TASK INSTRUCTIONS |
Show each line of the data below that has the string "JSON" in it.

** START OF ROWS **

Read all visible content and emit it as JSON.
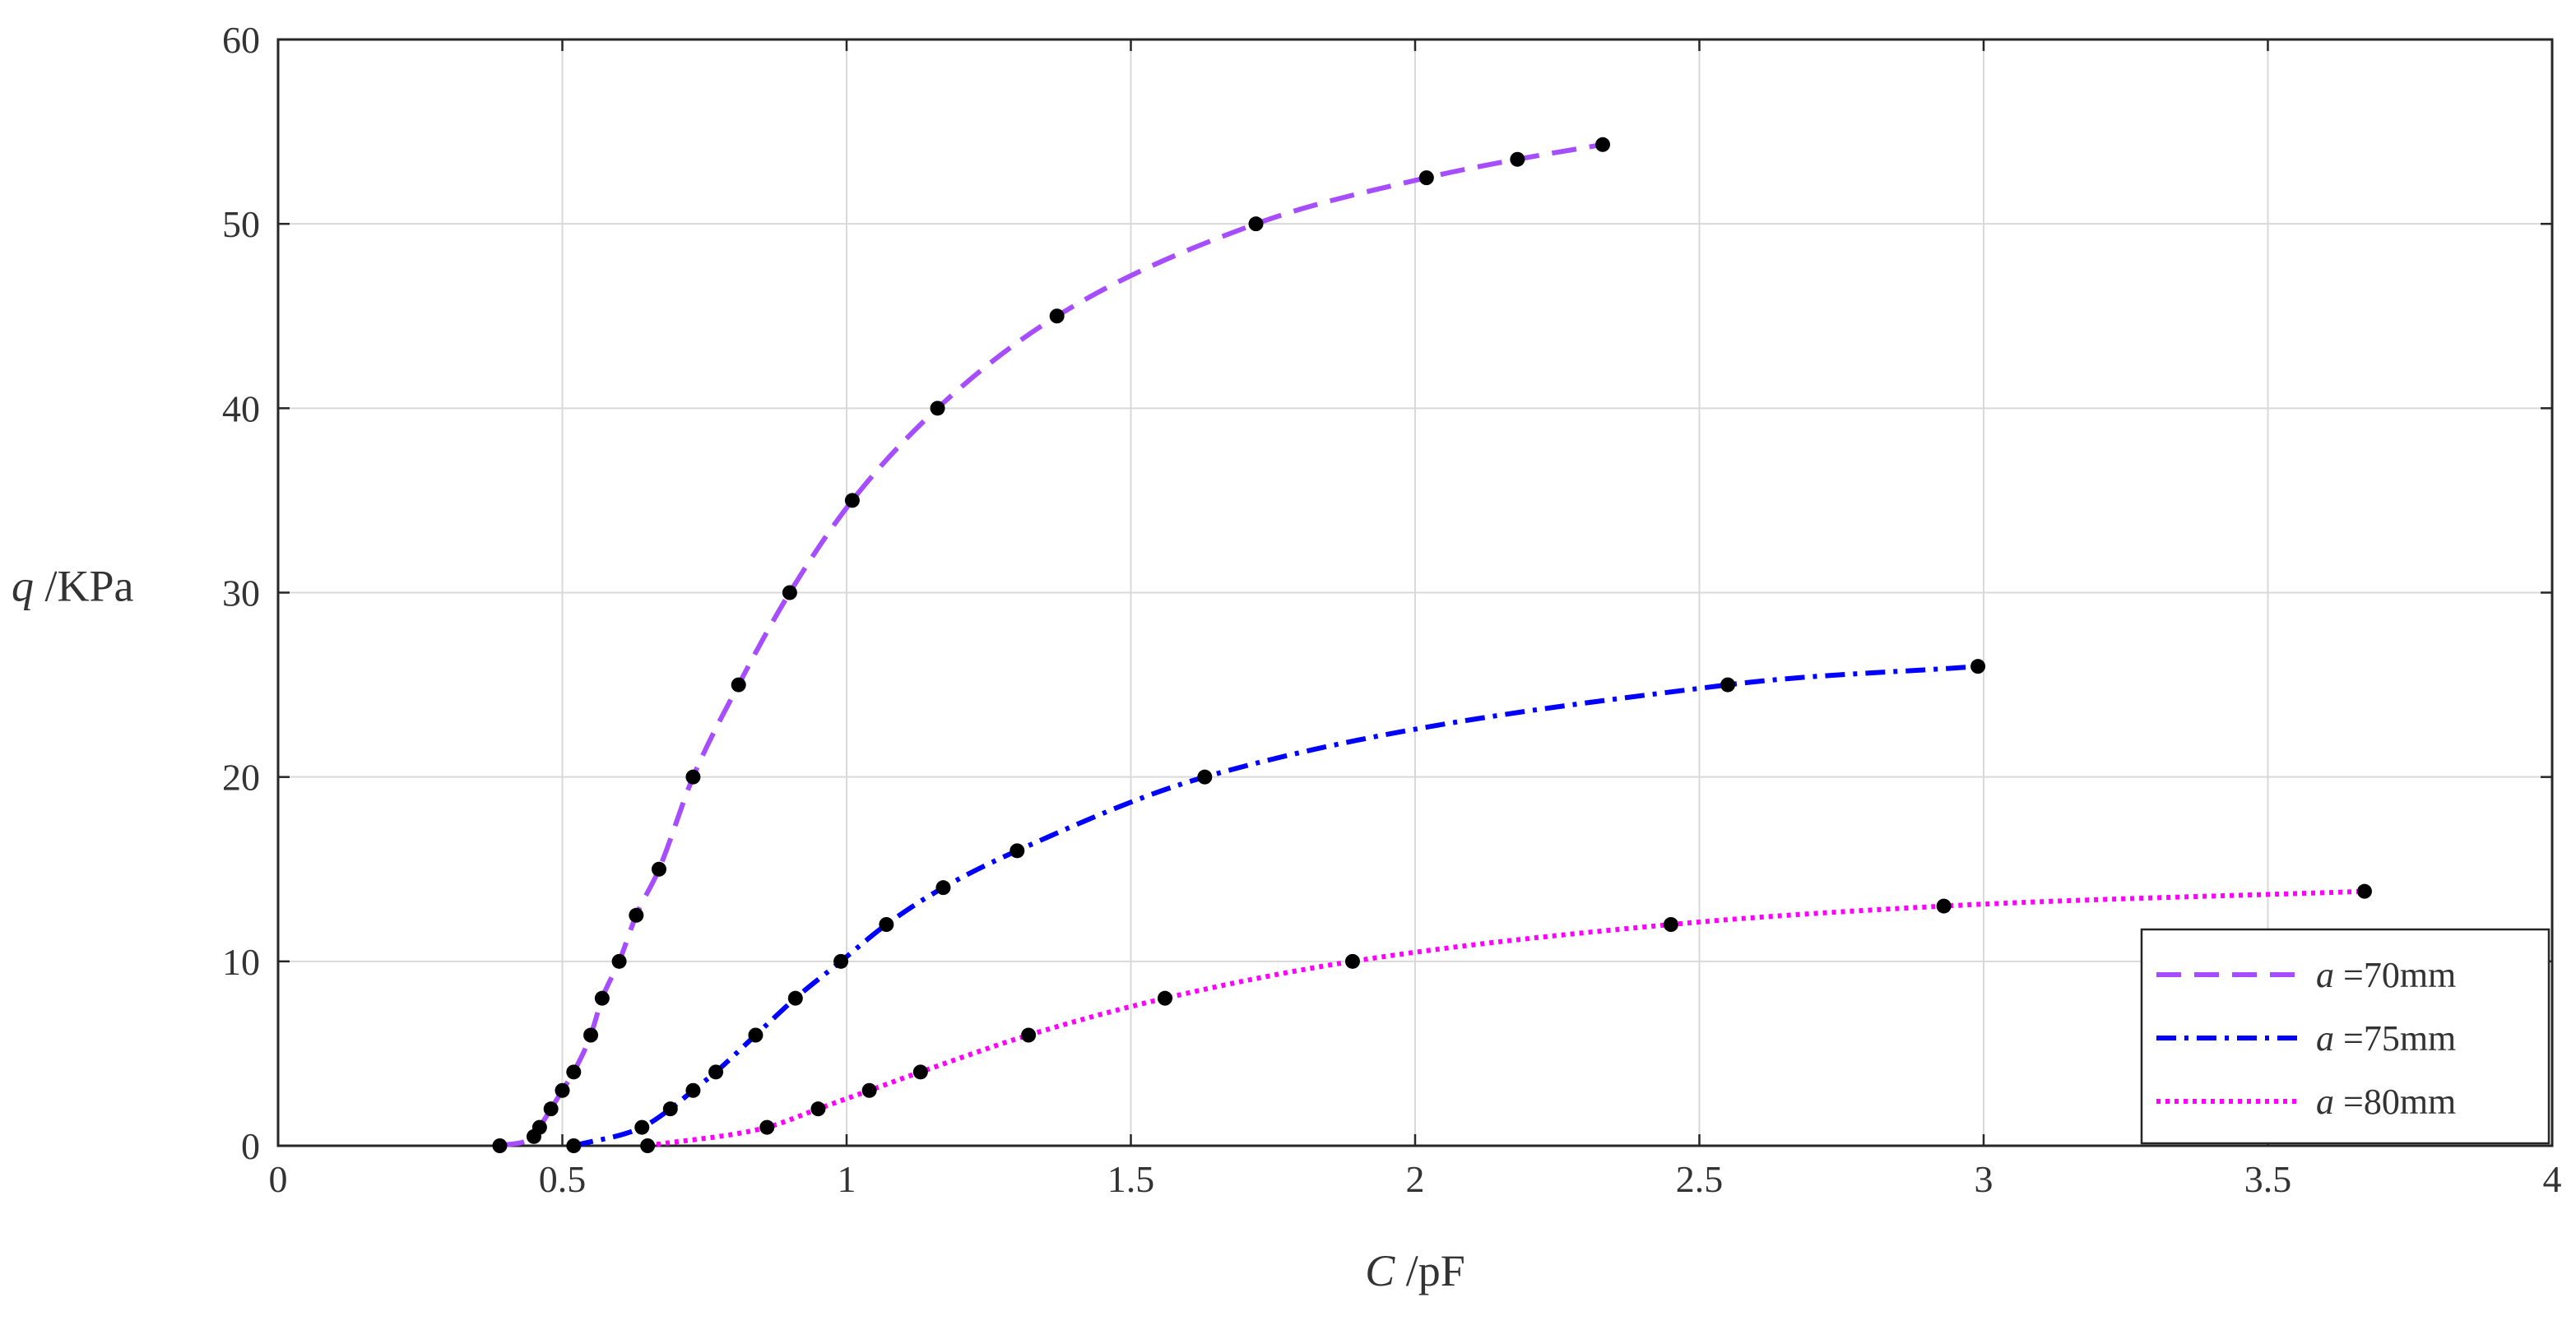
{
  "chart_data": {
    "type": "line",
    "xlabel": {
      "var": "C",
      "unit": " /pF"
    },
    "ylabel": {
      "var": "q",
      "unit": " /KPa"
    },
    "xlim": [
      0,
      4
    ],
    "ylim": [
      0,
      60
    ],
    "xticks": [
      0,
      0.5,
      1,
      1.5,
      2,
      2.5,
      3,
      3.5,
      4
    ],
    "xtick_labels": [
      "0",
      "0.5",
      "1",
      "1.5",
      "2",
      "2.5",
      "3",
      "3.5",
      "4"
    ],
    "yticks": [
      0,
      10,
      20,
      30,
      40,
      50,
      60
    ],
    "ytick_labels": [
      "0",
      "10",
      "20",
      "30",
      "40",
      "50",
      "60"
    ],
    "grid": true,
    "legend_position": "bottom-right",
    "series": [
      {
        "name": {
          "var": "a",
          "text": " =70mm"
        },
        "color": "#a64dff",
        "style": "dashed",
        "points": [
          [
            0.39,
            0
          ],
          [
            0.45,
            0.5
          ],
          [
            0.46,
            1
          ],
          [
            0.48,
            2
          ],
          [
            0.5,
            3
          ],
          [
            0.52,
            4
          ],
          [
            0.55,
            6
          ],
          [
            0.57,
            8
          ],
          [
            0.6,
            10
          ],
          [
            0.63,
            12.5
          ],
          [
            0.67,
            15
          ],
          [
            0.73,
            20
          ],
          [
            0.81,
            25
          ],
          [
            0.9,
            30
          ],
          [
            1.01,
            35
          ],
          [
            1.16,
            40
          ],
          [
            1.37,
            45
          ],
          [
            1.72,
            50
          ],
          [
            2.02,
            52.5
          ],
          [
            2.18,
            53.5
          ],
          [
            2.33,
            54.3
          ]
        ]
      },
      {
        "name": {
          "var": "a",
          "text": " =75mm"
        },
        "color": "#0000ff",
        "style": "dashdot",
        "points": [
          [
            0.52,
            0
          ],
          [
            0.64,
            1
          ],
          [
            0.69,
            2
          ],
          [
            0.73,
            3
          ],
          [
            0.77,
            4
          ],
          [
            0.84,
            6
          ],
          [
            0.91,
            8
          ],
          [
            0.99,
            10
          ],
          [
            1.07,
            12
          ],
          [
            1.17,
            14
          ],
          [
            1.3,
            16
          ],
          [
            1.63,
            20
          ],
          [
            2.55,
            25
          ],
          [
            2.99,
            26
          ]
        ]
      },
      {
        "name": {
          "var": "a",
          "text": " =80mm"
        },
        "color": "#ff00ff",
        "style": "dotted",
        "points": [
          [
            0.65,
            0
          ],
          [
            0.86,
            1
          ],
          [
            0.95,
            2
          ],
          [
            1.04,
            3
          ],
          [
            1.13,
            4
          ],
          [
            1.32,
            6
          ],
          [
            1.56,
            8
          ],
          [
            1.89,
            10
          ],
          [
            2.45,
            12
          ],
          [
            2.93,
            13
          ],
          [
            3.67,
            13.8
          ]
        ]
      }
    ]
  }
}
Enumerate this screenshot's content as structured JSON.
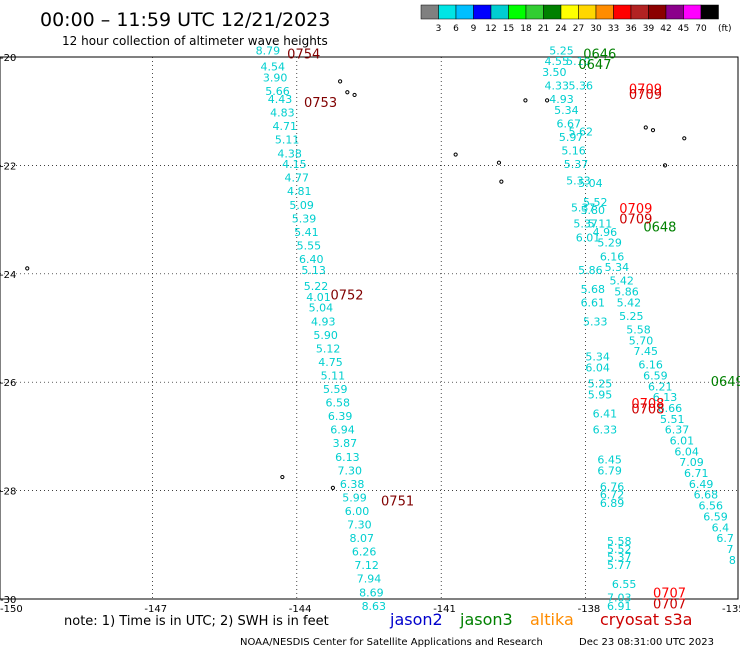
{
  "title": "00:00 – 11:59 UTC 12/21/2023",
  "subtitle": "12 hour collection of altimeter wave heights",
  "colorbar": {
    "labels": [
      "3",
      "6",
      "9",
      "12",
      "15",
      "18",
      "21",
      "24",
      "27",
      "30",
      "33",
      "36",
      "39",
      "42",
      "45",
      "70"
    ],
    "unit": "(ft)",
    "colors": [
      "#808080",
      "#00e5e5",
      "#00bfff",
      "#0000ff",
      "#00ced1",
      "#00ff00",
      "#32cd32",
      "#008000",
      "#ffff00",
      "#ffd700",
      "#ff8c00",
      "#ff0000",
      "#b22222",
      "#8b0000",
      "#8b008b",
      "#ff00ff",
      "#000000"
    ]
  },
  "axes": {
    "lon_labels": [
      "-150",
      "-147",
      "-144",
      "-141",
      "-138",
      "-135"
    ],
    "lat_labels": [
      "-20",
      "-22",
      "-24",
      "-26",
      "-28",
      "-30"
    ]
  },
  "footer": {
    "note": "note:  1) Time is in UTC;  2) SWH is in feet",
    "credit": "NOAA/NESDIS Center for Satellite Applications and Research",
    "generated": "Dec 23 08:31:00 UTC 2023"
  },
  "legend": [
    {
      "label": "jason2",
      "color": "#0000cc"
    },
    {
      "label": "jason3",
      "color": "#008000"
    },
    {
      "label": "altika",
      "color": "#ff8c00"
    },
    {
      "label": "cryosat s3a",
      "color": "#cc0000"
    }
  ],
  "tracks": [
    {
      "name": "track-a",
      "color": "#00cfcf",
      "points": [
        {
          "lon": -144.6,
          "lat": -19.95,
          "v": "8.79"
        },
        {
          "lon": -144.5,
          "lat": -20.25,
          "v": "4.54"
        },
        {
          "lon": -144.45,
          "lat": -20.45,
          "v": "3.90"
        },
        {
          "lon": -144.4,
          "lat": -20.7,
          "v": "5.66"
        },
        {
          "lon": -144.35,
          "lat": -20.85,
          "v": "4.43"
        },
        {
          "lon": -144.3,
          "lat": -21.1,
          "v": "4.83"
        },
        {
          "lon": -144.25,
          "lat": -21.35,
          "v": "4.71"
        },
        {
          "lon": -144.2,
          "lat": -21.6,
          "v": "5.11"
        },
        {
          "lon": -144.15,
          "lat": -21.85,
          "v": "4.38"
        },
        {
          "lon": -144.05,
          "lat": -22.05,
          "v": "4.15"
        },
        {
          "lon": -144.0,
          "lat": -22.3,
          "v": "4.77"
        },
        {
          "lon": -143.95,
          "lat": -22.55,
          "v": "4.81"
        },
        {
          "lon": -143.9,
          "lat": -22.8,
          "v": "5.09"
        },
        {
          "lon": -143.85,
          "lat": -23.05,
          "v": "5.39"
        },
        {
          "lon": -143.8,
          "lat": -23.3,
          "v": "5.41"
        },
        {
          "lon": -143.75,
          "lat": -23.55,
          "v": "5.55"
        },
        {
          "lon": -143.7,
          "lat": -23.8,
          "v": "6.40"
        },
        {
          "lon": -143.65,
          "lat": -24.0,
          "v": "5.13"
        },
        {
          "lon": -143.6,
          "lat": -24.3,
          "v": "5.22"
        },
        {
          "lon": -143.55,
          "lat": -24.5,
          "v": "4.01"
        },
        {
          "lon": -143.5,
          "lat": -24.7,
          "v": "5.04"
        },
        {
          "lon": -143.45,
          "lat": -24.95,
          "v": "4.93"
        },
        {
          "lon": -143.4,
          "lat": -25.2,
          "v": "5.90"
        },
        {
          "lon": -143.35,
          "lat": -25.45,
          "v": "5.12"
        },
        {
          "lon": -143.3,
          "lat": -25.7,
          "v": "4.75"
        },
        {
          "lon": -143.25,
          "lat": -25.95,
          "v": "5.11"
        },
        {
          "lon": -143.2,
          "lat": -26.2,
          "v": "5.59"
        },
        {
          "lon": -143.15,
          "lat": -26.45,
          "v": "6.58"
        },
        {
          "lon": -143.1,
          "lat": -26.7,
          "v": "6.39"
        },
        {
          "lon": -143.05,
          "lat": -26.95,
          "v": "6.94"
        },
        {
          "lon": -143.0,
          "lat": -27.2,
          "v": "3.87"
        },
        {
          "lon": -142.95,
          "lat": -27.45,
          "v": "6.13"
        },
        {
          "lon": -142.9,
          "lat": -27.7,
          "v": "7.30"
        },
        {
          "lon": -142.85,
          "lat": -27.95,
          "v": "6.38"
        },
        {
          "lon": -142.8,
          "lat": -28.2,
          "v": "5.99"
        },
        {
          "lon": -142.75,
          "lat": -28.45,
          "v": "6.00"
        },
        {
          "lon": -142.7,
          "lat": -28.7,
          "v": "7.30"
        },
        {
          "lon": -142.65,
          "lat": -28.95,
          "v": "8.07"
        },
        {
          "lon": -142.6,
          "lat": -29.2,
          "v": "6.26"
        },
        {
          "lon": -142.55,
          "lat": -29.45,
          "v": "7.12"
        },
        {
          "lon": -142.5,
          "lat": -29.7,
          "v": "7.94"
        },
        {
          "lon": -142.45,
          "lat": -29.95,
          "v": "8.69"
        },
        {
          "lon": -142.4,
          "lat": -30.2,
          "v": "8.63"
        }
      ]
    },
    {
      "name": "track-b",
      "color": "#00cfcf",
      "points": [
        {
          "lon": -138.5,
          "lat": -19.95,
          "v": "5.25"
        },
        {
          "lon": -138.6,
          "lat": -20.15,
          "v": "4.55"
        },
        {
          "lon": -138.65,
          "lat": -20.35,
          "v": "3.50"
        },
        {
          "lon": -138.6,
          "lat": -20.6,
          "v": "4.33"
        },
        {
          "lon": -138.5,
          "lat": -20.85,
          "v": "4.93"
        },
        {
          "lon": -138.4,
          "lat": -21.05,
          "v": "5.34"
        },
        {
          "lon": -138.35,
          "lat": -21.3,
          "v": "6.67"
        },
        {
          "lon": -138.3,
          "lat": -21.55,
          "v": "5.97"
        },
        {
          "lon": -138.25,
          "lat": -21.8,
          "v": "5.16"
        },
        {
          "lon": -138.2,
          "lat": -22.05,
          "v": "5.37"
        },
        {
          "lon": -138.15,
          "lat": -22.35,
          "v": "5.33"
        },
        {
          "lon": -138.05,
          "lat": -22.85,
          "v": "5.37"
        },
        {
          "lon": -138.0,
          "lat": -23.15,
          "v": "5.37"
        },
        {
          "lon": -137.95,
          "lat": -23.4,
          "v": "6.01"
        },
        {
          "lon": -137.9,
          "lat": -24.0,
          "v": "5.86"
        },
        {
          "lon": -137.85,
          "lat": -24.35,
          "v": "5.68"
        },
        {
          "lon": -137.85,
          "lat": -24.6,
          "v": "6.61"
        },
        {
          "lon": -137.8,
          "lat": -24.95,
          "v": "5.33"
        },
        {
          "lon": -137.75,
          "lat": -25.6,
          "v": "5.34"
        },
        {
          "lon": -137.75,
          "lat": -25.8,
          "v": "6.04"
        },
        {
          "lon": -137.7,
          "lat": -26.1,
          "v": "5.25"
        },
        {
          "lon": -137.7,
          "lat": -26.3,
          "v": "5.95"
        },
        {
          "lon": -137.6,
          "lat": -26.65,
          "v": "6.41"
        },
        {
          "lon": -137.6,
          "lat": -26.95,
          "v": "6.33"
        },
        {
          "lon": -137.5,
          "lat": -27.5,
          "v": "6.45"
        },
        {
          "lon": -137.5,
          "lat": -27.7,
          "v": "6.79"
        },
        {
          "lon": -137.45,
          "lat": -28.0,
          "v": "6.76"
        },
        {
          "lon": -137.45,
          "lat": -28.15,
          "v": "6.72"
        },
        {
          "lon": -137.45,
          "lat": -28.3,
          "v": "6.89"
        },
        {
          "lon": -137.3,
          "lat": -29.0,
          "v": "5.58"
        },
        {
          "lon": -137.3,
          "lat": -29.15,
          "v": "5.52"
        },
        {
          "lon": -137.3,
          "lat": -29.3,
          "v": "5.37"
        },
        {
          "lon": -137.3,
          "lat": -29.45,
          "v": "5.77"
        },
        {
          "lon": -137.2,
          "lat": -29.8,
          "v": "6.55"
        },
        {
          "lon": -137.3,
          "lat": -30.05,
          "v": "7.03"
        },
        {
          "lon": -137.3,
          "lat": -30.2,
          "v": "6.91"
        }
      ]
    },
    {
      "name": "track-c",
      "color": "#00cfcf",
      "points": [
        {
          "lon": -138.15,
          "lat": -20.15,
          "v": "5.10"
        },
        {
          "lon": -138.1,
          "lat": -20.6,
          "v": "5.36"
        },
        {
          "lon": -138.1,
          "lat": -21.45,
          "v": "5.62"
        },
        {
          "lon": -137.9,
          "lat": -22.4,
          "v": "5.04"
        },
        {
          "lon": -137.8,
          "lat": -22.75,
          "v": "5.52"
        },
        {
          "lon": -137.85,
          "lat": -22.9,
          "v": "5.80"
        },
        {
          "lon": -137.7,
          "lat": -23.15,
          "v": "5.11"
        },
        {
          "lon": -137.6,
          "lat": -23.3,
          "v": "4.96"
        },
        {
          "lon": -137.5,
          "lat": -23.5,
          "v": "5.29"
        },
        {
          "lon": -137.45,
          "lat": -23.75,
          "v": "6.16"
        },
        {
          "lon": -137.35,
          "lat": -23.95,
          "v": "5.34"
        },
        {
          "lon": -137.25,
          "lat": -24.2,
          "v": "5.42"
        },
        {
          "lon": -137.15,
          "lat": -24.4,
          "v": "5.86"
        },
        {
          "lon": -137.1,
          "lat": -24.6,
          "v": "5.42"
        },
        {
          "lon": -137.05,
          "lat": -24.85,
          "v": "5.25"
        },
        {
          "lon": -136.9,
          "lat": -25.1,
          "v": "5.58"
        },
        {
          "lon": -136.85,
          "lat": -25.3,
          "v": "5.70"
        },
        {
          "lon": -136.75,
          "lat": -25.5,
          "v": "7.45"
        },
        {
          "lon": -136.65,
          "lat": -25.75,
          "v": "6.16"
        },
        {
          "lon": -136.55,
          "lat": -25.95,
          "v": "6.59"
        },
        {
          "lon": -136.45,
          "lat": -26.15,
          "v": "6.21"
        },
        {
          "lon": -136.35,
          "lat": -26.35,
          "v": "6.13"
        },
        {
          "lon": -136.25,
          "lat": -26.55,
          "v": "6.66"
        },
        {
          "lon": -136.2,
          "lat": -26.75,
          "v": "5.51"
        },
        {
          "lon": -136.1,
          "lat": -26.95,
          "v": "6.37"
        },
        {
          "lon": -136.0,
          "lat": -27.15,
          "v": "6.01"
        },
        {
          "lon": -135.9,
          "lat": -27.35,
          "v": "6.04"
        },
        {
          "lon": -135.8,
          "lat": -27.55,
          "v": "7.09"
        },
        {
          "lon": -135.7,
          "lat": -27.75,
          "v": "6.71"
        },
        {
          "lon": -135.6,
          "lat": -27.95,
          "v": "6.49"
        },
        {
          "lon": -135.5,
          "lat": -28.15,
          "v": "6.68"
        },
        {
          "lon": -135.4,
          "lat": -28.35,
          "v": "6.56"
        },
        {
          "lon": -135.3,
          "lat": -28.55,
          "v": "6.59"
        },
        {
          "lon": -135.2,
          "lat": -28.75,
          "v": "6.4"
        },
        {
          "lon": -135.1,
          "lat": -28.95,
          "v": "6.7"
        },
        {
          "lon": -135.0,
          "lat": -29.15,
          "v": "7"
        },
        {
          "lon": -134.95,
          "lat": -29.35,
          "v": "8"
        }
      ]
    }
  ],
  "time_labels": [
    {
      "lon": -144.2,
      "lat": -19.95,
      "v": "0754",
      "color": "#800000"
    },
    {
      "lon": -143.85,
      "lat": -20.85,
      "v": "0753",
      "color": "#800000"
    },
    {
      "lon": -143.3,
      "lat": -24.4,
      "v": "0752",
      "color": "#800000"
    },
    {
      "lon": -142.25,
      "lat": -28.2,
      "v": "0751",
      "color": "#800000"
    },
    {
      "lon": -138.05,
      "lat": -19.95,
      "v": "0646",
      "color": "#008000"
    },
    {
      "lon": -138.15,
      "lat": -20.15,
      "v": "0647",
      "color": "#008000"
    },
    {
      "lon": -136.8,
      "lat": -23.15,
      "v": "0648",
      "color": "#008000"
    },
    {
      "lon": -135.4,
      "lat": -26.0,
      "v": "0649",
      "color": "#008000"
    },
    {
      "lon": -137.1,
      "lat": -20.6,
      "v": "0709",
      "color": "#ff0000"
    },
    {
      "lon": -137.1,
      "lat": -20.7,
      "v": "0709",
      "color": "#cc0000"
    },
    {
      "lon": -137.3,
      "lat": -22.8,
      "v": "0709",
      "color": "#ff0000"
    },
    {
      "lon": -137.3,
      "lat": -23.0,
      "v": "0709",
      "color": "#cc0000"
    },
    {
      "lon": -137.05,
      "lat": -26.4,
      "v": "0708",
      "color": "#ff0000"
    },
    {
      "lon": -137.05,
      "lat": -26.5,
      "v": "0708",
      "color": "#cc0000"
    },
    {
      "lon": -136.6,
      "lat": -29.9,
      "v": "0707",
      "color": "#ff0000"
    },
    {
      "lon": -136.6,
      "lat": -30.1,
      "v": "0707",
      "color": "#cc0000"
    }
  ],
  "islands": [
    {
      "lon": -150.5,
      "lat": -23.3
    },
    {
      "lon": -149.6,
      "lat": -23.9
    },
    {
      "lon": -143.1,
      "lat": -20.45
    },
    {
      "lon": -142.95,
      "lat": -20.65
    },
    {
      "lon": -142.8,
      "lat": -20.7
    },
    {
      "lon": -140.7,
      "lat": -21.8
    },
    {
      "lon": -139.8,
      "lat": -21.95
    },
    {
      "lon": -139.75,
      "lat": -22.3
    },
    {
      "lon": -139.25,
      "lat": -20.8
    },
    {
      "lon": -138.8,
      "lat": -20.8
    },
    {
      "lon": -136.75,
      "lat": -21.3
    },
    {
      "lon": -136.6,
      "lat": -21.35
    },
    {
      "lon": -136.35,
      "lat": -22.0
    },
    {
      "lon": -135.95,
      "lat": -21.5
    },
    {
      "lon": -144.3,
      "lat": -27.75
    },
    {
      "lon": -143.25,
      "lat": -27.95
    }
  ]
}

** END OF ROWS **

WORKED SOLUTION |
Read all visible content and emit it as JSON.
Enumerate this screenshot's content as structured JSON.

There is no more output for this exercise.